● **AIM OF THE TASK**
Find each line containing the string "name". Copy it.

(Entries with figure data)
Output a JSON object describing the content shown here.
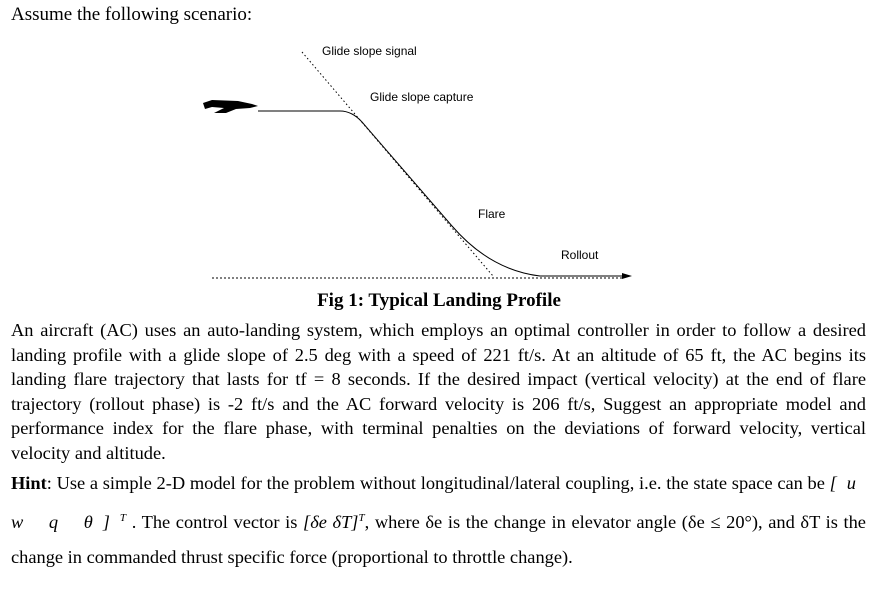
{
  "intro": "Assume the following scenario:",
  "figure": {
    "labels": {
      "glide_slope_signal": "Glide slope signal",
      "glide_slope_capture": "Glide slope capture",
      "flare": "Flare",
      "rollout": "Rollout"
    }
  },
  "caption": "Fig 1: Typical Landing Profile",
  "paragraph": "An aircraft (AC) uses an auto-landing system, which employs an optimal controller in order to follow a desired landing profile with a glide slope of 2.5 deg with a speed of 221 ft/s. At an altitude of 65 ft, the AC begins its landing flare trajectory that lasts for tf = 8 seconds. If the desired impact (vertical velocity) at the end of flare trajectory (rollout phase) is -2 ft/s and the AC forward velocity is 206 ft/s, Suggest an appropriate model and performance index for the flare phase, with terminal penalties on the deviations of forward velocity, vertical velocity and altitude.",
  "hint": {
    "label": "Hint",
    "part1": ": Use a simple 2-D model for the problem without longitudinal/lateral coupling, i.e. the state space can be",
    "state_vector": "[u  w  q  θ]",
    "state_sup": "T",
    "part2": ". The control vector is",
    "control_vector": "[δe  δT]",
    "control_sup": "T",
    "part3": ", where δe is the change in elevator angle (δe ≤ 20°), and δT is the change in commanded thrust specific force (proportional to throttle change)."
  }
}
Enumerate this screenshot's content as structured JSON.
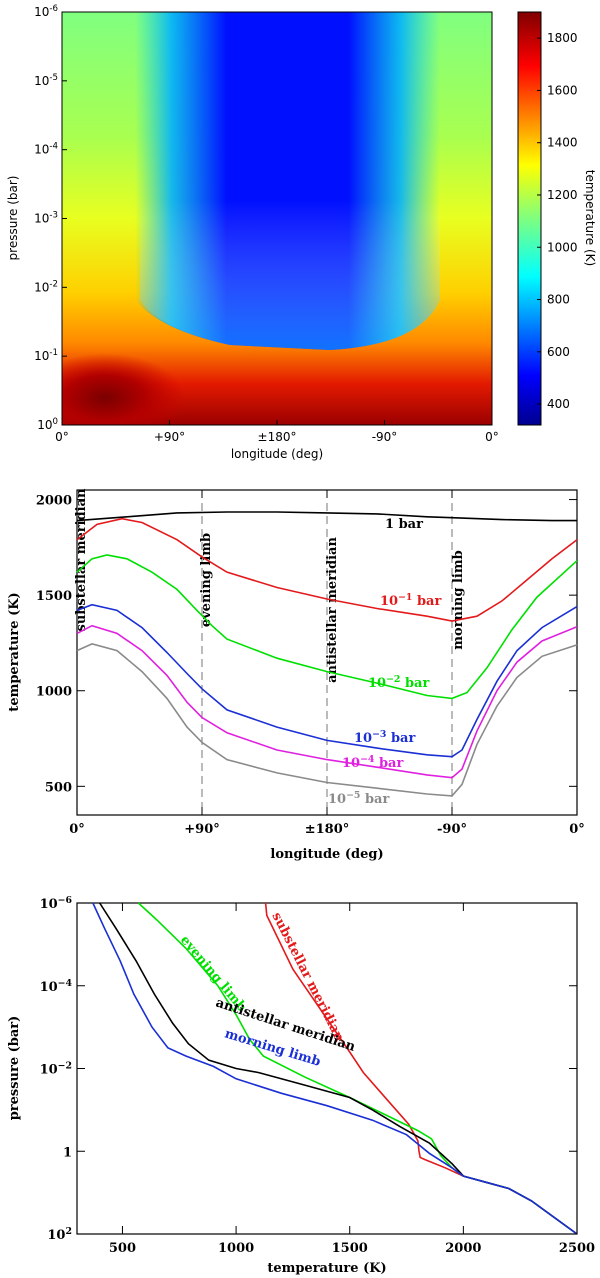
{
  "chart_data": [
    {
      "type": "heatmap",
      "xlabel": "longitude (deg)",
      "ylabel": "pressure (bar)",
      "x_ticks": [
        "0°",
        "+90°",
        "±180°",
        "-90°",
        "0°"
      ],
      "y_ticks": [
        {
          "base": "10",
          "exp": "0"
        },
        {
          "base": "10",
          "exp": "-1"
        },
        {
          "base": "10",
          "exp": "-2"
        },
        {
          "base": "10",
          "exp": "-3"
        },
        {
          "base": "10",
          "exp": "-4"
        },
        {
          "base": "10",
          "exp": "-5"
        },
        {
          "base": "10",
          "exp": "-6"
        }
      ],
      "colorbar": {
        "label": "temperature (K)",
        "range": [
          320,
          1900
        ],
        "ticks": [
          "400",
          "600",
          "800",
          "1000",
          "1200",
          "1400",
          "1600",
          "1800"
        ]
      }
    },
    {
      "type": "line",
      "xlabel": "longitude (deg)",
      "ylabel": "temperature (K)",
      "x_ticks": [
        "0°",
        "+90°",
        "±180°",
        "-90°",
        "0°"
      ],
      "x": [
        0,
        0.25,
        0.5,
        0.75,
        1.0
      ],
      "ylim": [
        350,
        2050
      ],
      "y_ticks": [
        "500",
        "1000",
        "1500",
        "2000"
      ],
      "vlines": [
        {
          "label": "substellar meridian"
        },
        {
          "label": "evening limb"
        },
        {
          "label": "antistellar meridian"
        },
        {
          "label": "morning limb"
        }
      ],
      "series": [
        {
          "name": "1 bar",
          "base": "1 bar",
          "exp": "",
          "color": "#000000",
          "points": [
            [
              0,
              1890
            ],
            [
              0.1,
              1910
            ],
            [
              0.2,
              1930
            ],
            [
              0.3,
              1935
            ],
            [
              0.4,
              1935
            ],
            [
              0.5,
              1930
            ],
            [
              0.6,
              1925
            ],
            [
              0.7,
              1910
            ],
            [
              0.75,
              1905
            ],
            [
              0.85,
              1895
            ],
            [
              0.95,
              1890
            ],
            [
              1.0,
              1890
            ]
          ]
        },
        {
          "name": "10^-1 bar",
          "base": "10",
          "exp": "−1",
          "suffix": " bar",
          "color": "#e31a1c",
          "points": [
            [
              0,
              1790
            ],
            [
              0.04,
              1870
            ],
            [
              0.09,
              1900
            ],
            [
              0.13,
              1880
            ],
            [
              0.2,
              1790
            ],
            [
              0.25,
              1700
            ],
            [
              0.3,
              1620
            ],
            [
              0.4,
              1540
            ],
            [
              0.5,
              1480
            ],
            [
              0.6,
              1430
            ],
            [
              0.7,
              1390
            ],
            [
              0.75,
              1365
            ],
            [
              0.8,
              1390
            ],
            [
              0.85,
              1470
            ],
            [
              0.9,
              1580
            ],
            [
              0.95,
              1690
            ],
            [
              1.0,
              1790
            ]
          ]
        },
        {
          "name": "10^-2 bar",
          "base": "10",
          "exp": "−2",
          "suffix": " bar",
          "color": "#00e000",
          "points": [
            [
              0,
              1620
            ],
            [
              0.03,
              1690
            ],
            [
              0.06,
              1710
            ],
            [
              0.1,
              1690
            ],
            [
              0.15,
              1620
            ],
            [
              0.2,
              1530
            ],
            [
              0.24,
              1420
            ],
            [
              0.27,
              1340
            ],
            [
              0.3,
              1270
            ],
            [
              0.4,
              1170
            ],
            [
              0.5,
              1100
            ],
            [
              0.6,
              1040
            ],
            [
              0.7,
              975
            ],
            [
              0.75,
              960
            ],
            [
              0.78,
              990
            ],
            [
              0.82,
              1120
            ],
            [
              0.87,
              1320
            ],
            [
              0.92,
              1490
            ],
            [
              1.0,
              1680
            ]
          ]
        },
        {
          "name": "10^-3 bar",
          "base": "10",
          "exp": "−3",
          "suffix": " bar",
          "color": "#1a2fd4",
          "points": [
            [
              0,
              1420
            ],
            [
              0.03,
              1450
            ],
            [
              0.08,
              1420
            ],
            [
              0.13,
              1330
            ],
            [
              0.18,
              1200
            ],
            [
              0.22,
              1090
            ],
            [
              0.25,
              1010
            ],
            [
              0.3,
              900
            ],
            [
              0.4,
              810
            ],
            [
              0.5,
              740
            ],
            [
              0.6,
              700
            ],
            [
              0.7,
              665
            ],
            [
              0.75,
              655
            ],
            [
              0.77,
              690
            ],
            [
              0.8,
              850
            ],
            [
              0.84,
              1050
            ],
            [
              0.88,
              1210
            ],
            [
              0.93,
              1330
            ],
            [
              1.0,
              1440
            ]
          ]
        },
        {
          "name": "10^-4 bar",
          "base": "10",
          "exp": "−4",
          "suffix": " bar",
          "color": "#e020e0",
          "points": [
            [
              0,
              1300
            ],
            [
              0.03,
              1340
            ],
            [
              0.08,
              1300
            ],
            [
              0.13,
              1210
            ],
            [
              0.18,
              1080
            ],
            [
              0.22,
              940
            ],
            [
              0.25,
              860
            ],
            [
              0.3,
              780
            ],
            [
              0.4,
              690
            ],
            [
              0.5,
              640
            ],
            [
              0.6,
              600
            ],
            [
              0.7,
              560
            ],
            [
              0.75,
              545
            ],
            [
              0.77,
              590
            ],
            [
              0.8,
              790
            ],
            [
              0.84,
              1000
            ],
            [
              0.88,
              1150
            ],
            [
              0.93,
              1260
            ],
            [
              1.0,
              1335
            ]
          ]
        },
        {
          "name": "10^-5 bar",
          "base": "10",
          "exp": "−5",
          "suffix": " bar",
          "color": "#8a8a8a",
          "points": [
            [
              0,
              1210
            ],
            [
              0.03,
              1245
            ],
            [
              0.08,
              1210
            ],
            [
              0.13,
              1100
            ],
            [
              0.18,
              960
            ],
            [
              0.22,
              810
            ],
            [
              0.25,
              730
            ],
            [
              0.3,
              640
            ],
            [
              0.4,
              570
            ],
            [
              0.5,
              520
            ],
            [
              0.6,
              490
            ],
            [
              0.7,
              460
            ],
            [
              0.75,
              450
            ],
            [
              0.77,
              510
            ],
            [
              0.8,
              720
            ],
            [
              0.84,
              920
            ],
            [
              0.88,
              1070
            ],
            [
              0.93,
              1180
            ],
            [
              1.0,
              1240
            ]
          ]
        }
      ]
    },
    {
      "type": "line",
      "xlabel": "temperature (K)",
      "ylabel": "pressure (bar)",
      "xlim": [
        300,
        2500
      ],
      "x_ticks": [
        "500",
        "1000",
        "1500",
        "2000",
        "2500"
      ],
      "y_log_range": [
        -6,
        2
      ],
      "y_ticks": [
        {
          "base": "10",
          "exp": "−6",
          "value": -6
        },
        {
          "base": "10",
          "exp": "−4",
          "value": -4
        },
        {
          "base": "10",
          "exp": "−2",
          "value": -2
        },
        {
          "base": "1",
          "exp": "",
          "value": 0
        },
        {
          "base": "10",
          "exp": "2",
          "value": 2
        }
      ],
      "series": [
        {
          "name": "substellar meridian",
          "color": "#e31a1c",
          "points": [
            [
              1130,
              -6
            ],
            [
              1135,
              -5.7
            ],
            [
              1250,
              -4.4
            ],
            [
              1400,
              -3.2
            ],
            [
              1500,
              -2.4
            ],
            [
              1560,
              -1.9
            ],
            [
              1680,
              -1.15
            ],
            [
              1760,
              -0.65
            ],
            [
              1800,
              -0.25
            ],
            [
              1805,
              0
            ],
            [
              1810,
              0.15
            ],
            [
              1830,
              0.2
            ],
            [
              1920,
              0.4
            ],
            [
              2000,
              0.6
            ],
            [
              2100,
              0.75
            ],
            [
              2200,
              0.9
            ],
            [
              2300,
              1.2
            ],
            [
              2400,
              1.6
            ],
            [
              2500,
              2.0
            ]
          ]
        },
        {
          "name": "evening limb",
          "color": "#00e000",
          "points": [
            [
              570,
              -6
            ],
            [
              650,
              -5.6
            ],
            [
              780,
              -4.9
            ],
            [
              920,
              -4.0
            ],
            [
              1000,
              -3.3
            ],
            [
              1060,
              -2.7
            ],
            [
              1120,
              -2.3
            ],
            [
              1300,
              -1.8
            ],
            [
              1500,
              -1.3
            ],
            [
              1650,
              -0.9
            ],
            [
              1800,
              -0.5
            ],
            [
              1860,
              -0.3
            ],
            [
              1900,
              0.1
            ],
            [
              1950,
              0.4
            ],
            [
              2000,
              0.6
            ],
            [
              2100,
              0.75
            ],
            [
              2200,
              0.9
            ],
            [
              2300,
              1.2
            ],
            [
              2400,
              1.6
            ],
            [
              2500,
              2.0
            ]
          ]
        },
        {
          "name": "antistellar meridian",
          "color": "#000000",
          "points": [
            [
              400,
              -6
            ],
            [
              470,
              -5.4
            ],
            [
              560,
              -4.6
            ],
            [
              640,
              -3.8
            ],
            [
              720,
              -3.1
            ],
            [
              790,
              -2.6
            ],
            [
              880,
              -2.2
            ],
            [
              1000,
              -2.0
            ],
            [
              1100,
              -1.9
            ],
            [
              1300,
              -1.6
            ],
            [
              1500,
              -1.3
            ],
            [
              1600,
              -1.0
            ],
            [
              1720,
              -0.6
            ],
            [
              1850,
              -0.2
            ],
            [
              1950,
              0.3
            ],
            [
              2000,
              0.6
            ],
            [
              2100,
              0.75
            ],
            [
              2200,
              0.9
            ],
            [
              2300,
              1.2
            ],
            [
              2400,
              1.6
            ],
            [
              2500,
              2.0
            ]
          ]
        },
        {
          "name": "morning limb",
          "color": "#1a2fd4",
          "points": [
            [
              370,
              -6
            ],
            [
              420,
              -5.4
            ],
            [
              490,
              -4.6
            ],
            [
              550,
              -3.8
            ],
            [
              630,
              -3.0
            ],
            [
              700,
              -2.5
            ],
            [
              780,
              -2.3
            ],
            [
              900,
              -2.05
            ],
            [
              1000,
              -1.75
            ],
            [
              1200,
              -1.4
            ],
            [
              1400,
              -1.1
            ],
            [
              1600,
              -0.75
            ],
            [
              1750,
              -0.4
            ],
            [
              1850,
              0.05
            ],
            [
              1950,
              0.4
            ],
            [
              2000,
              0.6
            ],
            [
              2100,
              0.75
            ],
            [
              2200,
              0.9
            ],
            [
              2300,
              1.2
            ],
            [
              2400,
              1.6
            ],
            [
              2500,
              2.0
            ]
          ]
        }
      ]
    }
  ]
}
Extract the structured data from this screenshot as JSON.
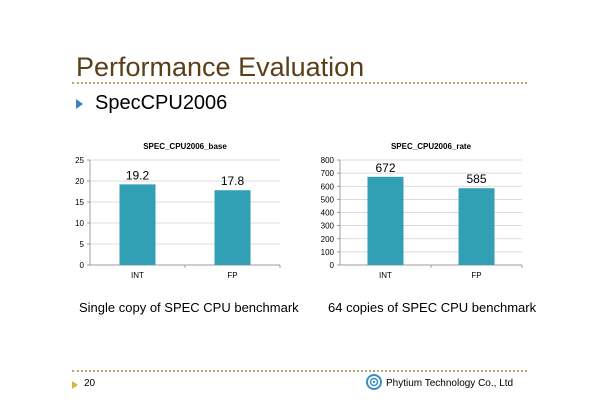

● **RESULT OF THIS TASK**
          "name": "1 bar",
          "name": "10^-1 bar",
          "name": "10^-2 bar",
          "name": "10^-3 bar",
          "name": "10^-4 bar",
          "name": "10^-5 bar",
          "name": "substellar meridian",
          "name": "evening limb",
          "name": "antistellar meridian",
          "name": "morning limb",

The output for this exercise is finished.